### [Dataset records]
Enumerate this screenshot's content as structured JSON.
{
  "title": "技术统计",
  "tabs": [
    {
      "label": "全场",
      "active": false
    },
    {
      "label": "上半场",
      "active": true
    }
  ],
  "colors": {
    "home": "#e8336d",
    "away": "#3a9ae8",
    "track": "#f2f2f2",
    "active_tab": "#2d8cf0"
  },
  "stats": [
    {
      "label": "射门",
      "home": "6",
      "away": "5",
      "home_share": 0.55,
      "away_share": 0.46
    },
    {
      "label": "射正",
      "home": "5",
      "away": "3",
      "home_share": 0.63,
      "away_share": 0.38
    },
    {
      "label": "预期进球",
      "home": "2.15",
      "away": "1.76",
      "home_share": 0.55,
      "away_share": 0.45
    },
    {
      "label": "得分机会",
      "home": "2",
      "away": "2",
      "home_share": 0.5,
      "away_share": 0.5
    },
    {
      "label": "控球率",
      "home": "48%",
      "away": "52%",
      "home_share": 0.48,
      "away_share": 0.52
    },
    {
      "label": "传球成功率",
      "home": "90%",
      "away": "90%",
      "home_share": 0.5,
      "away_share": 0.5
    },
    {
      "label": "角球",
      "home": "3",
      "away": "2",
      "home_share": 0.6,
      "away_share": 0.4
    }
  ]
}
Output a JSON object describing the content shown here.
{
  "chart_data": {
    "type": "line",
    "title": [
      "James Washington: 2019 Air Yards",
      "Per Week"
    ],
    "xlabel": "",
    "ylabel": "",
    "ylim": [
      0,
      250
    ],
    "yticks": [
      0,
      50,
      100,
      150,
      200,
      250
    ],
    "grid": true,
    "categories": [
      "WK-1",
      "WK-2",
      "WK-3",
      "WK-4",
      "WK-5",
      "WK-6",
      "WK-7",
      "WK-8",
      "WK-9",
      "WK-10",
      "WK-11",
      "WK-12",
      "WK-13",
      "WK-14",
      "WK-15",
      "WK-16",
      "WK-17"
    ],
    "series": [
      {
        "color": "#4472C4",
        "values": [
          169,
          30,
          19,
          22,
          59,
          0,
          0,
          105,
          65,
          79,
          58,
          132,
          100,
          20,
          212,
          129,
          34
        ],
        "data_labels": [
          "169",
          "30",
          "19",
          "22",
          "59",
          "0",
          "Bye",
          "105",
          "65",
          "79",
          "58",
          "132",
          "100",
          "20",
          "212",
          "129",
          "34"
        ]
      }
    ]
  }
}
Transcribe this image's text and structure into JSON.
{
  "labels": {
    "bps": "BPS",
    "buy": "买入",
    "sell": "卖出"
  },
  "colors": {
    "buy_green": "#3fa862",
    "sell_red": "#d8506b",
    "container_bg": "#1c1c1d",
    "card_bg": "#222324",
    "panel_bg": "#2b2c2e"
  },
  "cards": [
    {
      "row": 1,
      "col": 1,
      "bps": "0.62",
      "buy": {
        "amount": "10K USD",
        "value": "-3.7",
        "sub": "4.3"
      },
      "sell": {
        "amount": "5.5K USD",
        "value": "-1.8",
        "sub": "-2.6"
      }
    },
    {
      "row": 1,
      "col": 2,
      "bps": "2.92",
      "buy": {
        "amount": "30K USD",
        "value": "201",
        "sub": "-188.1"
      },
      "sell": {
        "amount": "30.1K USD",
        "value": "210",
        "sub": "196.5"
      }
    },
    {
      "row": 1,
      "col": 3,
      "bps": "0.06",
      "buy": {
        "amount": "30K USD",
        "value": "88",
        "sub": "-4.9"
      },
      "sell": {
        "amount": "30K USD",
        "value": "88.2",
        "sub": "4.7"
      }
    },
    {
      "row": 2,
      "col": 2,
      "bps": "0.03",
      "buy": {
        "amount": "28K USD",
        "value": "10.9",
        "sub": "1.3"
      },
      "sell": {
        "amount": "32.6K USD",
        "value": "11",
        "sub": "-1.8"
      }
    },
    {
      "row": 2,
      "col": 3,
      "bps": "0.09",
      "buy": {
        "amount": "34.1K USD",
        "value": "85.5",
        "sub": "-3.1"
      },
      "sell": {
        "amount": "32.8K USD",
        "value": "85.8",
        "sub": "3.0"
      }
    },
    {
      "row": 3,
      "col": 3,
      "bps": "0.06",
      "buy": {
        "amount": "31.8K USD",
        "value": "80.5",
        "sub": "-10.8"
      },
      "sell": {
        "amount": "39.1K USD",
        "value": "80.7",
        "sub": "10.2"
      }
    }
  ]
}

### [Task details]
Return the entries in full, keeping every line exactly as it is.

### [Answer in full]
Enumerate this screenshot's content as structured JSON.
{
  "title": "技术统计",
  "tabs": [
    {
      "label": "全场",
      "active": false
    },
    {
      "label": "上半场",
      "active": true
    }
  ],
  "colors": {
    "home": "#e8336d",
    "away": "#3a9ae8",
    "track": "#f2f2f2",
    "active_tab": "#2d8cf0"
  },
  "stats": [
    {
      "label": "射门",
      "home": "6",
      "away": "5",
      "home_share": 0.55,
      "away_share": 0.46
    },
    {
      "label": "射正",
      "home": "5",
      "away": "3",
      "home_share": 0.63,
      "away_share": 0.38
    },
    {
      "label": "预期进球",
      "home": "2.15",
      "away": "1.76",
      "home_share": 0.55,
      "away_share": 0.45
    },
    {
      "label": "得分机会",
      "home": "2",
      "away": "2",
      "home_share": 0.5,
      "away_share": 0.5
    },
    {
      "label": "控球率",
      "home": "48%",
      "away": "52%",
      "home_share": 0.48,
      "away_share": 0.52
    },
    {
      "label": "传球成功率",
      "home": "90%",
      "away": "90%",
      "home_share": 0.5,
      "away_share": 0.5
    },
    {
      "label": "角球",
      "home": "3",
      "away": "2",
      "home_share": 0.6,
      "away_share": 0.4
    }
  ]
}
Output a JSON object describing the content shown here.
{
  "chart_data": {
    "type": "line",
    "title": [
      "James Washington: 2019 Air Yards",
      "Per Week"
    ],
    "xlabel": "",
    "ylabel": "",
    "ylim": [
      0,
      250
    ],
    "yticks": [
      0,
      50,
      100,
      150,
      200,
      250
    ],
    "grid": true,
    "categories": [
      "WK-1",
      "WK-2",
      "WK-3",
      "WK-4",
      "WK-5",
      "WK-6",
      "WK-7",
      "WK-8",
      "WK-9",
      "WK-10",
      "WK-11",
      "WK-12",
      "WK-13",
      "WK-14",
      "WK-15",
      "WK-16",
      "WK-17"
    ],
    "series": [
      {
        "color": "#4472C4",
        "values": [
          169,
          30,
          19,
          22,
          59,
          0,
          0,
          105,
          65,
          79,
          58,
          132,
          100,
          20,
          212,
          129,
          34
        ],
        "data_labels": [
          "169",
          "30",
          "19",
          "22",
          "59",
          "0",
          "Bye",
          "105",
          "65",
          "79",
          "58",
          "132",
          "100",
          "20",
          "212",
          "129",
          "34"
        ]
      }
    ]
  }
}
Transcribe this image's text and structure into JSON.
{
  "labels": {
    "bps": "BPS",
    "buy": "买入",
    "sell": "卖出"
  },
  "colors": {
    "buy_green": "#3fa862",
    "sell_red": "#d8506b",
    "container_bg": "#1c1c1d",
    "card_bg": "#222324",
    "panel_bg": "#2b2c2e"
  },
  "cards": [
    {
      "row": 1,
      "col": 1,
      "bps": "0.62",
      "buy": {
        "amount": "10K USD",
        "value": "-3.7",
        "sub": "4.3"
      },
      "sell": {
        "amount": "5.5K USD",
        "value": "-1.8",
        "sub": "-2.6"
      }
    },
    {
      "row": 1,
      "col": 2,
      "bps": "2.92",
      "buy": {
        "amount": "30K USD",
        "value": "201",
        "sub": "-188.1"
      },
      "sell": {
        "amount": "30.1K USD",
        "value": "210",
        "sub": "196.5"
      }
    },
    {
      "row": 1,
      "col": 3,
      "bps": "0.06",
      "buy": {
        "amount": "30K USD",
        "value": "88",
        "sub": "-4.9"
      },
      "sell": {
        "amount": "30K USD",
        "value": "88.2",
        "sub": "4.7"
      }
    },
    {
      "row": 2,
      "col": 2,
      "bps": "0.03",
      "buy": {
        "amount": "28K USD",
        "value": "10.9",
        "sub": "1.3"
      },
      "sell": {
        "amount": "32.6K USD",
        "value": "11",
        "sub": "-1.8"
      }
    },
    {
      "row": 2,
      "col": 3,
      "bps": "0.09",
      "buy": {
        "amount": "34.1K USD",
        "value": "85.5",
        "sub": "-3.1"
      },
      "sell": {
        "amount": "32.8K USD",
        "value": "85.8",
        "sub": "3.0"
      }
    },
    {
      "row": 3,
      "col": 3,
      "bps": "0.06",
      "buy": {
        "amount": "31.8K USD",
        "value": "80.5",
        "sub": "-10.8"
      },
      "sell": {
        "amount": "39.1K USD",
        "value": "80.7",
        "sub": "10.2"
      }
    }
  ]
}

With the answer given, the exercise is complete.